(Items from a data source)
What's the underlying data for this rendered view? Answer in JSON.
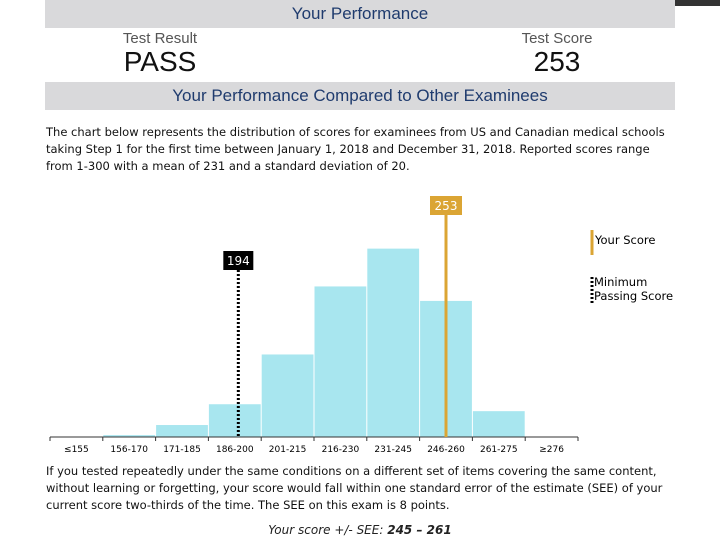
{
  "header": {
    "title": "Your Performance",
    "result_label": "Test Result",
    "result": "PASS",
    "score_label": "Test Score",
    "score": 253
  },
  "section_title": "Your Performance Compared to Other Examinees",
  "description": "The chart below represents the distribution of scores for examinees from US and Canadian medical schools taking Step 1 for the first time between January 1, 2018 and December 31, 2018. Reported scores range from 1-300 with a mean of 231 and a standard deviation of 20.",
  "chart": {
    "type": "bar",
    "categories": [
      "≤155",
      "156-170",
      "171-185",
      "186-200",
      "201-215",
      "216-230",
      "231-245",
      "246-260",
      "261-275",
      "≥276"
    ],
    "values": [
      0,
      0.3,
      1.9,
      5.2,
      13.1,
      23.9,
      29.9,
      21.6,
      4.1,
      0
    ],
    "color": "#a8e6ef",
    "your_score": 253,
    "your_score_color": "#dba534",
    "passing_score": 194,
    "passing_color": "#000000",
    "legend": [
      "Your Score",
      "Minimum Passing Score"
    ]
  },
  "see_note": "If you tested repeatedly under the same conditions on a different set of items covering the same content, without learning or forgetting, your score would fall within one standard error of the estimate (SEE) of your current score two-thirds of the time. The SEE on this exam is 8 points.",
  "see_range": {
    "label": "Your score +/- SEE:",
    "value": "245 – 261"
  }
}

### Problem
Above are records to transcribe exactly; leave their pictures out.

### Complete output
What's the underlying data for this rendered view? Answer in JSON.
{
  "header": {
    "title": "Your Performance",
    "result_label": "Test Result",
    "result": "PASS",
    "score_label": "Test Score",
    "score": 253
  },
  "section_title": "Your Performance Compared to Other Examinees",
  "description": "The chart below represents the distribution of scores for examinees from US and Canadian medical schools taking Step 1 for the first time between January 1, 2018 and December 31, 2018. Reported scores range from 1-300 with a mean of 231 and a standard deviation of 20.",
  "chart": {
    "type": "bar",
    "categories": [
      "≤155",
      "156-170",
      "171-185",
      "186-200",
      "201-215",
      "216-230",
      "231-245",
      "246-260",
      "261-275",
      "≥276"
    ],
    "values": [
      0,
      0.3,
      1.9,
      5.2,
      13.1,
      23.9,
      29.9,
      21.6,
      4.1,
      0
    ],
    "color": "#a8e6ef",
    "your_score": 253,
    "your_score_color": "#dba534",
    "passing_score": 194,
    "passing_color": "#000000",
    "legend": [
      "Your Score",
      "Minimum Passing Score"
    ]
  },
  "see_note": "If you tested repeatedly under the same conditions on a different set of items covering the same content, without learning or forgetting, your score would fall within one standard error of the estimate (SEE) of your current score two-thirds of the time. The SEE on this exam is 8 points.",
  "see_range": {
    "label": "Your score +/- SEE:",
    "value": "245 – 261"
  }
}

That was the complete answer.